___ BLOCCO DI TESTO
Redazione Diritti Globali: Iniziamo da una fotografia dell’Afghanistan in quest’anno…

Malalai Joya: Dopo la tragedia dell’11 settembre 2001 gli USA e la NATO hanno occupato il nostro Paese con la scusa di portare la “democrazia”, i “diritti delle donne”, i “diritti umani” ma hanno rimpiazzato il regime barbaro dei talebani con signori della guerra fondamentalisti che sono fratelli di sangue dei talebani e hanno combattuto una guerra civile dal 1992 al 1996 distruggendo Kabul, riducendola in cenere e ammazzando oltre 70 mila civili. Il governo era anche composto da tecnocrati formati in Occidente che in cambio di dollari e potere, hanno fatto compromessi con questi signori della guerra di mentalità medievale.

Dopo decenni di “guerra al terrore” da parte di USA e NATO, e dopo una spesa di oltre 100 miliardi di dollari, tristemente, il nostro Paese continua a essere in cima agli indici di guerra, povertà, disoccupazione, produzione e consumo di droga, corruzione, analfabetismo, mortalità infantile, infelicità. L’occupazione straniera ha solo aumentato i nostri problemi, in realtà. Oggi le bombe, gli attentati suicidi, gli attacchi di droni, le esecuzioni pubbliche, gli stupri e gli stupri di massa, i rapimenti e altre tragedie minacciano la vita della nostra gente ogni secondo. La gente non si sente sicura da nessuna parte, dentro o fuori casa e i terroristi oggi sono più forti.

 

RDG: In questo quadro, c’è un’opposizione ai “signori della guerra” che, come sottolinei, hanno un potere enorme?

MJ: Per decenni le forze e gli individui progressisti in Afghanistan hanno lottato e resistito a fondamentalismo e occupazione straniera. Queste figure e movimenti sono la speranza del futuro dell’Afghanistan poiché hanno sempre alzato la voce per la giustizia e la pace, contro i criminali e i traditori, nonostante i rischi crescenti di detenzione, tortura e morte. Nonostante siano sotto minaccia e deboli in questo momento, i loro obiettivi e le loro parole d’ordine sono quelle degli afghani. Un partito progressista chiamato Partito della Solidarietà dell’Afghanistan è gestito da bravi giovani. È un partito secolare, fortemente appoggiato dalla gente. L’Associazione Rivoluzionaria delle Donne dell’Afghanistan (Revolutionary Association of the Women of Afghanistan, RAWA) è un’organizzazione di donne molto attiva e combattiva. La loro leader, Meena Keshwar Kamal, è stata assassinata dai fondamentalisti nel 1987.

Il mio messaggio alla gente nel mondo che ama la giustizia è sempre stato quello di sostenere queste donne perché io credo che siano l’unica alternativa per un futuro prospero e pacifico in Afghanistan.

 

RDG: E i talebani e le altre formazioni fondamentaliste? Diresti che la natura dei gruppi politico-religiosi è cambiata rispetto a prima del 2001? Se sì, come? Chi controlla questi gruppi?
______
___ DATI FORNITI
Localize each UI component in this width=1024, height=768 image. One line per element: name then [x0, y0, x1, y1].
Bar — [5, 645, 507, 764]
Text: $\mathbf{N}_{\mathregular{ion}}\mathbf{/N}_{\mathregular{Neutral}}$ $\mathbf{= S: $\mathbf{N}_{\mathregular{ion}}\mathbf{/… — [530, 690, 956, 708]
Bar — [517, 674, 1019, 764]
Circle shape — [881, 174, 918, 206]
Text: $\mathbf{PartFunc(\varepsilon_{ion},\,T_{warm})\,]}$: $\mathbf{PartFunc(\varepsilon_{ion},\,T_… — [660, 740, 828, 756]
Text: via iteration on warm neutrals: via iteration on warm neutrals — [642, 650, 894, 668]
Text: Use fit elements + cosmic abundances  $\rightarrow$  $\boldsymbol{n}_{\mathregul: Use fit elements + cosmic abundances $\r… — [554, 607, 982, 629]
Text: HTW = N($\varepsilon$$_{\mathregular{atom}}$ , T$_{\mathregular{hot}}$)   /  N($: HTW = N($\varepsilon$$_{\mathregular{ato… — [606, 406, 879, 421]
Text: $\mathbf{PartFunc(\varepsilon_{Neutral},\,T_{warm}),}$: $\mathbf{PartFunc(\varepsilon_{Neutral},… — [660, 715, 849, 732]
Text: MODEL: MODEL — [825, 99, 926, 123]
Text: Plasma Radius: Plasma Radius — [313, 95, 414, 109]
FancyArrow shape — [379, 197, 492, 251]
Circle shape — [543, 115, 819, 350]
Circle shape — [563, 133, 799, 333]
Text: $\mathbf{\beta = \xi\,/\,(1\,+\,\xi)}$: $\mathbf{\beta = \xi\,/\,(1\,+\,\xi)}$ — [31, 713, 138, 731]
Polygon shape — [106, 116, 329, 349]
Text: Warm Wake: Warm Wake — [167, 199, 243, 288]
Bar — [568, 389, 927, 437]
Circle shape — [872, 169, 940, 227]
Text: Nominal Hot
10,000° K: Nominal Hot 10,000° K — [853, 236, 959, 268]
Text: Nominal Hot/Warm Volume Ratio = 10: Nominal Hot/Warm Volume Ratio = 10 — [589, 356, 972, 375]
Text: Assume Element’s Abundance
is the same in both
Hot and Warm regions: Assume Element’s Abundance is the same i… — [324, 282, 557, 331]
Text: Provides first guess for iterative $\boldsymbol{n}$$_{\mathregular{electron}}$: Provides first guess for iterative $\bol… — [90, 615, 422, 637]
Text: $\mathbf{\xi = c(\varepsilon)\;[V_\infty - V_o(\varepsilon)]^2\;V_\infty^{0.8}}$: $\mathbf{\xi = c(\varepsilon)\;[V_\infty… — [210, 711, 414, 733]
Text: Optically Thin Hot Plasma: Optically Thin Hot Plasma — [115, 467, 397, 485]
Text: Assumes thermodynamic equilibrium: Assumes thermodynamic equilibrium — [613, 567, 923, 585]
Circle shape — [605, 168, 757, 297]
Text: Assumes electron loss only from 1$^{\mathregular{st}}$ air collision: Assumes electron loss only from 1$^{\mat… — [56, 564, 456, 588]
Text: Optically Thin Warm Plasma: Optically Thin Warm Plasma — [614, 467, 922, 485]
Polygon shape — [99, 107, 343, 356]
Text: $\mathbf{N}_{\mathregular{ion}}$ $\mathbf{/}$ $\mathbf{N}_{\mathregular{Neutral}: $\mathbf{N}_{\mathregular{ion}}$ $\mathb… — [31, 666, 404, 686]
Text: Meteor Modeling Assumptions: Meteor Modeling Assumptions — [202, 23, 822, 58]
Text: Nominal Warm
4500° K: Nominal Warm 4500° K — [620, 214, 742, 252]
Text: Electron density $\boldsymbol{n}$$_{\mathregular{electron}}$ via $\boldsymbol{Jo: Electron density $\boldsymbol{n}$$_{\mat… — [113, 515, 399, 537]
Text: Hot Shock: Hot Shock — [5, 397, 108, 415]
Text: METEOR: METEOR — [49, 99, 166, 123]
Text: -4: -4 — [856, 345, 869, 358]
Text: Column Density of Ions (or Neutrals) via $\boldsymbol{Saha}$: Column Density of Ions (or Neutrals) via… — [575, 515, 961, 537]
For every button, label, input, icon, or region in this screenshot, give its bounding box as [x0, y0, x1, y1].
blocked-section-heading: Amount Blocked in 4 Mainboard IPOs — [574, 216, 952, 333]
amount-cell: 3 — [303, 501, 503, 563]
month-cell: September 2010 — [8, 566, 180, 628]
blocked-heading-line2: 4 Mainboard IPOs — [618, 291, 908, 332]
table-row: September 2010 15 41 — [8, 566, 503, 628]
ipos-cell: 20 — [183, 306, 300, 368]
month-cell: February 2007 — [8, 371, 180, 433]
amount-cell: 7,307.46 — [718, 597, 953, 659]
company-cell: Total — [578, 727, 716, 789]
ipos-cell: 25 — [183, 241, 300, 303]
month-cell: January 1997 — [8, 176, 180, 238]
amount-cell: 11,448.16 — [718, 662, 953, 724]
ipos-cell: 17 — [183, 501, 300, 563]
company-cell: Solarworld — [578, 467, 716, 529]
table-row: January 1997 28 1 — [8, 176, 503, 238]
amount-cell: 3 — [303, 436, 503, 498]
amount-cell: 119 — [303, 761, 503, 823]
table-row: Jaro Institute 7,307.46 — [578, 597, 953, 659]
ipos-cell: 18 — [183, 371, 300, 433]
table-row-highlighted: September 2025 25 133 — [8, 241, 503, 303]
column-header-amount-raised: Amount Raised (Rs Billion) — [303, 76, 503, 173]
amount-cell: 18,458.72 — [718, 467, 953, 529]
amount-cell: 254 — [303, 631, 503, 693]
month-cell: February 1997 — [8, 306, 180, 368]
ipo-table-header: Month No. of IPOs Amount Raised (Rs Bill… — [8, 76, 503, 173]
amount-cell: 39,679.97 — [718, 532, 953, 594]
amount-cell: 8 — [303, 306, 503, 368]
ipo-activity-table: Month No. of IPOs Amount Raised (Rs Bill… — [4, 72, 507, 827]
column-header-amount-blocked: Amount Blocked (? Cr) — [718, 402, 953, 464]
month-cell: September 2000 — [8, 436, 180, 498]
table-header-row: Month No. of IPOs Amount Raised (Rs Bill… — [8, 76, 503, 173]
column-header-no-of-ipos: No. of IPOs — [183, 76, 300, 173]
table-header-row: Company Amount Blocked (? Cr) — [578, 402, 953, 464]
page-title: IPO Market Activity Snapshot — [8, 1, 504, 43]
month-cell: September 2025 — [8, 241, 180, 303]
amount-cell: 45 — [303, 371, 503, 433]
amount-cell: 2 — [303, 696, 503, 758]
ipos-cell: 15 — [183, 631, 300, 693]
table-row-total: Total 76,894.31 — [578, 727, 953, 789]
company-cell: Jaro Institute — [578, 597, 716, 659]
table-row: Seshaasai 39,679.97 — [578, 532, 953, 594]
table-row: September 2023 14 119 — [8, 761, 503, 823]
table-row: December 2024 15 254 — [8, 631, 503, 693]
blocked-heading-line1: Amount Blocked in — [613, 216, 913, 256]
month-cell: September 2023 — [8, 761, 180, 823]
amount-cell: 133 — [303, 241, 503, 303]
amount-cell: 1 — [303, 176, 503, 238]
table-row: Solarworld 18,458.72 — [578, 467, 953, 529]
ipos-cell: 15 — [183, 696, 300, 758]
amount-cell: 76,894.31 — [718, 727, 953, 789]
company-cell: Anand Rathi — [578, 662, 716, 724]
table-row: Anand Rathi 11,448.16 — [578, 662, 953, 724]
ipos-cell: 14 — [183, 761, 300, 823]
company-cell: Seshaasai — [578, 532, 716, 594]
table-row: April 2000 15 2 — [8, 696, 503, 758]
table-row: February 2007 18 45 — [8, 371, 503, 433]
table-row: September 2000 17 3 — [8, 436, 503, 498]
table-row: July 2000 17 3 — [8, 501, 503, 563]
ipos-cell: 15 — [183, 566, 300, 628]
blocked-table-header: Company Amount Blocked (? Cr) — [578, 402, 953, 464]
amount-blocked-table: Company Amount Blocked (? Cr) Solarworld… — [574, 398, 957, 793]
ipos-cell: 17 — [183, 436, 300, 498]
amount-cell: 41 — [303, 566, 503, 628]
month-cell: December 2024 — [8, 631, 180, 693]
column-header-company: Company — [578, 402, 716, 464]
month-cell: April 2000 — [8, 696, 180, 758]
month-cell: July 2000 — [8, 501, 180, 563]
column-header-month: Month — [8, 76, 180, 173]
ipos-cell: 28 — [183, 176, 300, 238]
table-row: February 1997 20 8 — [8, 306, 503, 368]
______
ATTIVITÀ RICHIESTE.
A) Elenca i tre pretesti che, secondo l'intervista, gli USA e la NATO hanno usato per occupare l'Afghanistan dopo l'11 settembre 2001.
B) Cita dall'intervista il passo che inizia con le parole "Dopo decenni di" e si ferma dopo le parole "un potere enorme?".

COMPITI SVOLTI.
A)
- la democrazia
- i diritti delle donne
- i diritti umani

B)
Dopo decenni di “guerra al terrore” da parte di USA e NATO, e dopo una spesa di oltre 100 miliardi di dollari, tristemente, il nostro Paese continua a essere in cima agli indici di guerra, povertà, disoccupazione, produzione e consumo di droga, corruzione, analfabetismo, mortalità infantile, infelicità. L’occupazione straniera ha solo aumentato i nostri problemi, in realtà. Oggi le bombe, gli attentati suicidi, gli attacchi di droni, le esecuzioni pubbliche, gli stupri e gli stupri di massa, i rapimenti e altre tragedie minacciano la vita della nostra gente ogni secondo. La gente non si sente sicura da nessuna parte, dentro o fuori casa e i terroristi oggi sono più forti.

 

RDG: In questo quadro, c’è un’opposizione ai “signori della guerra” che, come sottolinei, hanno un potere enorme?